### INSTRUCTIONS FOR THE TASK
In the bond passage below, write out again the part starting with "ISBN: 1-4184-8856-9" and going on through "like an IOU.", replacing "friend" with "neighbor" wherever it occurs.

### EXTRACT
=======
Copyright © 2005 George L. Fulton
All right reserved.

ISBN: 1-4184-8856-9

Chapter One

What is a Bond?

We'll start simply. Let's say that you have a friend who has asked to borrow some money from you. He needs one thousand dollars for a year. To entice you to lend the money, he offers to pay you 12% interest on that money for the year. So, you agree and you lend the money to him. In so doing your friend has just created a financial bond with you. Thus, a bond is nothing more than a promise; a promise made by the borrower to repay borrowed money at a specific time and to pay interest for the privilege of the use of that borrowed money. It is much like an IOU.

The money you lend to the borrower is called the "principal." The money the borrower repays you above and beyond the principal amount is called the "interest." In this example with your friend, there are two promises: the promise to pay you 12% interest for the use of your money and the promise to repay the principal in one year. The principal repayment date is called the "maturity" date - the date on which the promise to repay (or the bond) matures. Within those promises there may be some conditions. Your friend may agree to pay you the full 12% interest in one lump sum at the same time that he repays you the principal (the maturity date). He may agree to pay you one half of the interest in six months and the other half at maturity. He may agree to pay you one quarter of the interest every three months with the final payment at maturity. Maybe he agrees to pay you one twelfth of the total interest every month. Whatever the interest payment arrangements, the dates on which interest is to be paid are called "coupon" dates.

Pause ...

We have to digress just a little to discuss coupons. In days gone by, bonds were issued with physical paper coupons. In order to collect your interest payment you had to go to the borrower and physically hand over your coupon which had the interest rate printed upon it. The payer would then calculate the amount of interest due and pay accordingly - no coupon, no payment. Nowadays, bonds are no longer issued with paper coupons and you don't have to go anywhere to demand payment. It's all done electronically and automatically. We still use the word "coupon" but it has taken on a whole different meaning in the modern era. In the example with your friend in which he agrees to pay you 12% interest for a year, that 12% is now referred to as the coupon. That 12% is the number that would have been printed on the paper coupon in olden days. By the way, interest is always expressed on an annualized basis. If your friend had agreed to repay the money in two years at a 12% interest rate, that would be 12% per year for two years and the coupon would still be 12% not 24%.

Resume ...

There is one exception to this idea of the coupon being equal to the interest payment on the bond - the zero coupon bond. It doesn't follow that you would lend money to someone for a year or more and not expect to receive some interest. After all, that interest is your reward for having taken on the risk of lending your money in the first place. How could you lend your friend some money, not receive interest payments and still be rewarded for your effort? Let's see, 12% of one thousand dollars is one hundred twenty dollars. Instead of lending one thousand dollars, you lend eight hundred eighty dollars (one thousand minus one hundred twenty). Your friend accepts the eight hundred eighty dollars and agrees to pay you one thousand dollars at maturity in one year. You still receive a 12% return but it is all considered principal. In effect your friend has simply borrowed money at a discount and has agreed to repay it at full value hence, there is no agreed upon interest rate, no coupon or a "zero coupon." Obviously, had you agreed to lend the money for two years it would have to be at a deeper discount in order for you to realize a 12% annualized return. Specifically, you would lend seven hundred sixty dollars with the agreement to be repaid one thousand dollars in two years. At maturity you will receive two hundred forty dollars more than you lent - 24% over the period of two years or 12% annualized. Remember, I am using easy math here to demonstrate a concept.
=======
### DATA ROWS
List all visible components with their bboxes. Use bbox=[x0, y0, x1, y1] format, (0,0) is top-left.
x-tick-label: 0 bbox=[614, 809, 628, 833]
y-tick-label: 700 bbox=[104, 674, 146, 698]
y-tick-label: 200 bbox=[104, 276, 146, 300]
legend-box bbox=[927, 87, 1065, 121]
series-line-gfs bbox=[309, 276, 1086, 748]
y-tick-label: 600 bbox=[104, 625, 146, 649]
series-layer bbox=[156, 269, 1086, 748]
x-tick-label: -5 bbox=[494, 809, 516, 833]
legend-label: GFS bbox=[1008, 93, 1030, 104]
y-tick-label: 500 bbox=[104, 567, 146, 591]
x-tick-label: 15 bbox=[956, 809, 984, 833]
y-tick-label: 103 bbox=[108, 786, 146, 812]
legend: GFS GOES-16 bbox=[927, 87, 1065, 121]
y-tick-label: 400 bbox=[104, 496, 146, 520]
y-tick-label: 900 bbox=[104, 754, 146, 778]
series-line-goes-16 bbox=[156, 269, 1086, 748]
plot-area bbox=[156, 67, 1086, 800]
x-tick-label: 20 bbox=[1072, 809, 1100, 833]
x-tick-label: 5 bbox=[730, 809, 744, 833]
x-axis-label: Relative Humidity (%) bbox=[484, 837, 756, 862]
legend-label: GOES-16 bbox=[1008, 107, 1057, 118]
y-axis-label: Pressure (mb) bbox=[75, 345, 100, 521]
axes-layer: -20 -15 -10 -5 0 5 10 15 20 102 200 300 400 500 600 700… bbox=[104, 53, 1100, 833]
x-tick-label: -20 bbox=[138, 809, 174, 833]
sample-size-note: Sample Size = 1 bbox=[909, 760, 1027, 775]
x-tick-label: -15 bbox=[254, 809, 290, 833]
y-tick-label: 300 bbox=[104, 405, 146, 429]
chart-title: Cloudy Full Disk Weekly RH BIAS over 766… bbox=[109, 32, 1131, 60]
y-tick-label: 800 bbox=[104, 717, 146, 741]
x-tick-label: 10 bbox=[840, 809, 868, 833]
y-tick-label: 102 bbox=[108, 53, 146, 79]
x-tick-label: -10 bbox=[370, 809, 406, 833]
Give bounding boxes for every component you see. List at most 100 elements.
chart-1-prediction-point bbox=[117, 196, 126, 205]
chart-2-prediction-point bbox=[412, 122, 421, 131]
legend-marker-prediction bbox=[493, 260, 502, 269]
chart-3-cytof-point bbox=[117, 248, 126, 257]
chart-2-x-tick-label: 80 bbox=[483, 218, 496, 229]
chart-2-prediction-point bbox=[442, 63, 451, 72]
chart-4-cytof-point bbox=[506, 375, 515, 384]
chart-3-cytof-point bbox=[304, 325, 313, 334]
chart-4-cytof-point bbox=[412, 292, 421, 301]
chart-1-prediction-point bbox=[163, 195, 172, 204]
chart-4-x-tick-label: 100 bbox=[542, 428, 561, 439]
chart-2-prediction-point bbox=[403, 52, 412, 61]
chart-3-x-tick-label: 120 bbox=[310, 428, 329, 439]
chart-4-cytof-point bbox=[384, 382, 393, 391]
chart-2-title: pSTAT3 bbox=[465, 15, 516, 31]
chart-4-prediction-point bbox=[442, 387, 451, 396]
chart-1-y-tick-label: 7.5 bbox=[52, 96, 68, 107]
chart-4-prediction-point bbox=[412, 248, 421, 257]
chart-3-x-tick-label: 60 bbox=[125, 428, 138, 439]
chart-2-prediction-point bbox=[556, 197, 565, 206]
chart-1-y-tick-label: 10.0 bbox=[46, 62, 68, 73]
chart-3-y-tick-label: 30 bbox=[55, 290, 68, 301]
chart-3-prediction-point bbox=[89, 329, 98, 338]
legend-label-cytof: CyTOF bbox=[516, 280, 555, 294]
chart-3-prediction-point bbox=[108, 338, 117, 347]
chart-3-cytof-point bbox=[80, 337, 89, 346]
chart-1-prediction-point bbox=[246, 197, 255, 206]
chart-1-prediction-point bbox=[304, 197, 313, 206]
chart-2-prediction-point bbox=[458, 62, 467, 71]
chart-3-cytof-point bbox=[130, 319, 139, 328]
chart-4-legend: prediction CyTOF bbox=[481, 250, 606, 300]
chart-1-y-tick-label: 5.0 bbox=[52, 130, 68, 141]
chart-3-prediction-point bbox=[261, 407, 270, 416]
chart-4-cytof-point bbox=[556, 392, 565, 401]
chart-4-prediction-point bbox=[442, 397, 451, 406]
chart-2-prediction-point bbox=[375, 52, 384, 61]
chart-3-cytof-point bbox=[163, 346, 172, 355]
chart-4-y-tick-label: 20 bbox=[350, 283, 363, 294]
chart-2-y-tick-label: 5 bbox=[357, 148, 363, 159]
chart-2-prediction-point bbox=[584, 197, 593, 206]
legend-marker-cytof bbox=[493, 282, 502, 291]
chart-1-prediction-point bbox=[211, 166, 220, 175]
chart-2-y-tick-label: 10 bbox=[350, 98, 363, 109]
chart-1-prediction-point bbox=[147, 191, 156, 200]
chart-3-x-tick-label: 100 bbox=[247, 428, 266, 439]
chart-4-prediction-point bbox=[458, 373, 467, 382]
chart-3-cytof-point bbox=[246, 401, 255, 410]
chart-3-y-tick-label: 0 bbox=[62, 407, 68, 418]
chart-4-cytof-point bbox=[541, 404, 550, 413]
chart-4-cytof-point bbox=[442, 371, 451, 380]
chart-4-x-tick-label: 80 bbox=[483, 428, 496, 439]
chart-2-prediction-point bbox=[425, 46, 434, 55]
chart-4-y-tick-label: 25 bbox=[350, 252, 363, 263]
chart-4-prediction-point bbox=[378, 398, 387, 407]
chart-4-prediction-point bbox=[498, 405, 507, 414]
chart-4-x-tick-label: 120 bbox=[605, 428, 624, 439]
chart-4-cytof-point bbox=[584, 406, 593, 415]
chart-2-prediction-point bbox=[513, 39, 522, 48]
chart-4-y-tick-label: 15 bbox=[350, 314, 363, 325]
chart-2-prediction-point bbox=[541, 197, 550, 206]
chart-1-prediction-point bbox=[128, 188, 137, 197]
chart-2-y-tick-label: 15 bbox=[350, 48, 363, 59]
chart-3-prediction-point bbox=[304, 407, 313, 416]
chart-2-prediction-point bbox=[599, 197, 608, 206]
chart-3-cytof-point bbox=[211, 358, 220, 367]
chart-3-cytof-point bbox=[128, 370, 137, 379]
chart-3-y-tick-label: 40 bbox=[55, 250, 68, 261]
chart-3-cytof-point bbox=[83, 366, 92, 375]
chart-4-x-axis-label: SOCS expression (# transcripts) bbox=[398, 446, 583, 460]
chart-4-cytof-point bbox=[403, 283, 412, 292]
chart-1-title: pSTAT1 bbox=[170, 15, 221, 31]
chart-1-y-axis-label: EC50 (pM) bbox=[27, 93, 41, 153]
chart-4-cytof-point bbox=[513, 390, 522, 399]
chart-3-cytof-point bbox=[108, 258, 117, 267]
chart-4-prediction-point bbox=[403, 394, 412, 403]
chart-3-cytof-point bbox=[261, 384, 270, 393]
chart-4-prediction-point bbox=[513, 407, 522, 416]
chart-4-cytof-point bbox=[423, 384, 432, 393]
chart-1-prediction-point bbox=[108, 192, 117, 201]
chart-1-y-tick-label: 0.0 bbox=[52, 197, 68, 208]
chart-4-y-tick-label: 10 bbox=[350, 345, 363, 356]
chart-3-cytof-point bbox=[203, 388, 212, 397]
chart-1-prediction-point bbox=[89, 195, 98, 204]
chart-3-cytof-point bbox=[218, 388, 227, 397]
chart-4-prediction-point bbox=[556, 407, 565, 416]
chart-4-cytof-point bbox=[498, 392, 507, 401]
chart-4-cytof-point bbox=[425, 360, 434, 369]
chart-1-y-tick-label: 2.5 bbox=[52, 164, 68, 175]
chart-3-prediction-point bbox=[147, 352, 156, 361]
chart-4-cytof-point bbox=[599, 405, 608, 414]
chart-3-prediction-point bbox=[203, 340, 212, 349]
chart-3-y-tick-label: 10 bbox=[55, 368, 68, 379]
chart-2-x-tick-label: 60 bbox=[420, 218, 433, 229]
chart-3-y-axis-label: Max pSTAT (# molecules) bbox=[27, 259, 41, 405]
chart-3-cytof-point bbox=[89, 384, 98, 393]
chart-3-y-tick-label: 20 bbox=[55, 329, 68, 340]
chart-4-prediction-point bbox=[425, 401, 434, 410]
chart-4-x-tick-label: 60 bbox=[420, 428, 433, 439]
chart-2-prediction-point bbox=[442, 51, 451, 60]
=======
### RESPONSE TO THE TASK
ISBN: 1-4184-8856-9

Chapter One

What is a Bond?

We'll start simply. Let's say that you have a neighbor who has asked to borrow some money from you. He needs one thousand dollars for a year. To entice you to lend the money, he offers to pay you 12% interest on that money for the year. So, you agree and you lend the money to him. In so doing your neighbor has just created a financial bond with you. Thus, a bond is nothing more than a promise; a promise made by the borrower to repay borrowed money at a specific time and to pay interest for the privilege of the use of that borrowed money. It is much like an IOU.